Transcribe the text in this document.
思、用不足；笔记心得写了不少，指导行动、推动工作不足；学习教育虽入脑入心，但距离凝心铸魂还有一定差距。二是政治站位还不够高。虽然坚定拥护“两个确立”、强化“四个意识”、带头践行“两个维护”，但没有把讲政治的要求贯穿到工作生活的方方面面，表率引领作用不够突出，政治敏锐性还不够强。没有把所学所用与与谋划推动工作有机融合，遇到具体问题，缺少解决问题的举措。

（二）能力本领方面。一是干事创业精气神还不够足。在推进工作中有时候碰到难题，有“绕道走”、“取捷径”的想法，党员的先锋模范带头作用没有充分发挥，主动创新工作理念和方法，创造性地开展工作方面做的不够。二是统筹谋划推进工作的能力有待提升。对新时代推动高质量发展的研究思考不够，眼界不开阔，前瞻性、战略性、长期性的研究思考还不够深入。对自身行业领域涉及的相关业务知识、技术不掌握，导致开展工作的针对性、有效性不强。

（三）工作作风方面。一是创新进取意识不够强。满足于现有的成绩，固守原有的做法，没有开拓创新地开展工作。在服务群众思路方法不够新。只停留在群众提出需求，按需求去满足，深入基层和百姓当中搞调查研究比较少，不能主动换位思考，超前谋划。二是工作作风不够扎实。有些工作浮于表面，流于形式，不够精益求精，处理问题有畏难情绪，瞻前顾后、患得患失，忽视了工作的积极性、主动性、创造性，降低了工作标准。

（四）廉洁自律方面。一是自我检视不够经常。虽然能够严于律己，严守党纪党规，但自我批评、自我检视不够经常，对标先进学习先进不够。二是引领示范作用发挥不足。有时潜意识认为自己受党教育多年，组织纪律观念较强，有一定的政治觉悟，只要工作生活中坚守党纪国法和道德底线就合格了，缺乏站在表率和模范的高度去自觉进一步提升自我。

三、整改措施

....................

What you should do: Every record above needs to be repeated word for word.

Correct response:
Transcribe the text in this document.
思、用不足；笔记心得写了不少，指导行动、推动工作不足；学习教育虽入脑入心，但距离凝心铸魂还有一定差距。二是政治站位还不够高。虽然坚定拥护“两个确立”、强化“四个意识”、带头践行“两个维护”，但没有把讲政治的要求贯穿到工作生活的方方面面，表率引领作用不够突出，政治敏锐性还不够强。没有把所学所用与与谋划推动工作有机融合，遇到具体问题，缺少解决问题的举措。

（二）能力本领方面。一是干事创业精气神还不够足。在推进工作中有时候碰到难题，有“绕道走”、“取捷径”的想法，党员的先锋模范带头作用没有充分发挥，主动创新工作理念和方法，创造性地开展工作方面做的不够。二是统筹谋划推进工作的能力有待提升。对新时代推动高质量发展的研究思考不够，眼界不开阔，前瞻性、战略性、长期性的研究思考还不够深入。对自身行业领域涉及的相关业务知识、技术不掌握，导致开展工作的针对性、有效性不强。

（三）工作作风方面。一是创新进取意识不够强。满足于现有的成绩，固守原有的做法，没有开拓创新地开展工作。在服务群众思路方法不够新。只停留在群众提出需求，按需求去满足，深入基层和百姓当中搞调查研究比较少，不能主动换位思考，超前谋划。二是工作作风不够扎实。有些工作浮于表面，流于形式，不够精益求精，处理问题有畏难情绪，瞻前顾后、患得患失，忽视了工作的积极性、主动性、创造性，降低了工作标准。

（四）廉洁自律方面。一是自我检视不够经常。虽然能够严于律己，严守党纪党规，但自我批评、自我检视不够经常，对标先进学习先进不够。二是引领示范作用发挥不足。有时潜意识认为自己受党教育多年，组织纪律观念较强，有一定的政治觉悟，只要工作生活中坚守党纪国法和道德底线就合格了，缺乏站在表率和模范的高度去自觉进一步提升自我。

三、整改措施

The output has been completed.